* [Exercise]: Reproduce the data below in full and exclude every picture.

═════ Dataset rows

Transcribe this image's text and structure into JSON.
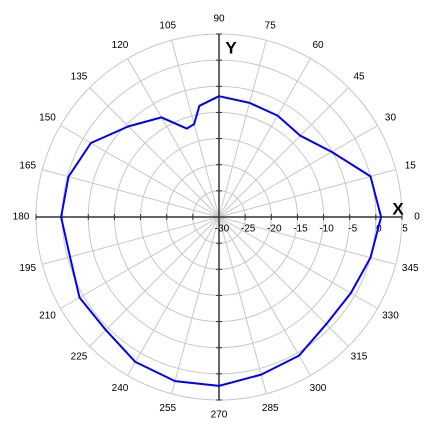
{
  "chart_data": {
    "type": "polar",
    "x_label": "X",
    "y_label": "Y",
    "x": [
      0,
      15,
      30,
      45,
      60,
      75,
      90,
      100,
      105,
      110,
      120,
      135,
      150,
      165,
      180,
      195,
      210,
      225,
      240,
      255,
      270,
      285,
      300,
      315,
      330,
      345
    ],
    "series": [
      {
        "color": "#0000ff",
        "values": [
          1,
          0,
          -5.1,
          -8,
          -7.6,
          -7.4,
          -6.9,
          -8.4,
          -11.6,
          -12,
          -8,
          -5.5,
          -1.7,
          -0.2,
          0.2,
          -0.5,
          0.8,
          0.6,
          2,
          2.5,
          2.3,
          1.2,
          0.6,
          -1,
          -0.9,
          0
        ]
      }
    ],
    "xticks": [
      0,
      15,
      30,
      45,
      60,
      75,
      90,
      105,
      120,
      135,
      150,
      165,
      180,
      195,
      210,
      225,
      240,
      255,
      270,
      285,
      300,
      315,
      330,
      345
    ],
    "ylim": [
      -30,
      5
    ],
    "yticks": [
      -30,
      -25,
      -20,
      -15,
      -10,
      -5,
      0,
      5
    ],
    "grid": true
  }
}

══════════

* [The answer]:
Transcribe this image's text and structure into JSON.
{
  "chart_data": {
    "type": "polar",
    "x_label": "X",
    "y_label": "Y",
    "x": [
      0,
      15,
      30,
      45,
      60,
      75,
      90,
      100,
      105,
      110,
      120,
      135,
      150,
      165,
      180,
      195,
      210,
      225,
      240,
      255,
      270,
      285,
      300,
      315,
      330,
      345
    ],
    "series": [
      {
        "color": "#0000ff",
        "values": [
          1,
          0,
          -5.1,
          -8,
          -7.6,
          -7.4,
          -6.9,
          -8.4,
          -11.6,
          -12,
          -8,
          -5.5,
          -1.7,
          -0.2,
          0.2,
          -0.5,
          0.8,
          0.6,
          2,
          2.5,
          2.3,
          1.2,
          0.6,
          -1,
          -0.9,
          0
        ]
      }
    ],
    "xticks": [
      0,
      15,
      30,
      45,
      60,
      75,
      90,
      105,
      120,
      135,
      150,
      165,
      180,
      195,
      210,
      225,
      240,
      255,
      270,
      285,
      300,
      315,
      330,
      345
    ],
    "ylim": [
      -30,
      5
    ],
    "yticks": [
      -30,
      -25,
      -20,
      -15,
      -10,
      -5,
      0,
      5
    ],
    "grid": true
  }
}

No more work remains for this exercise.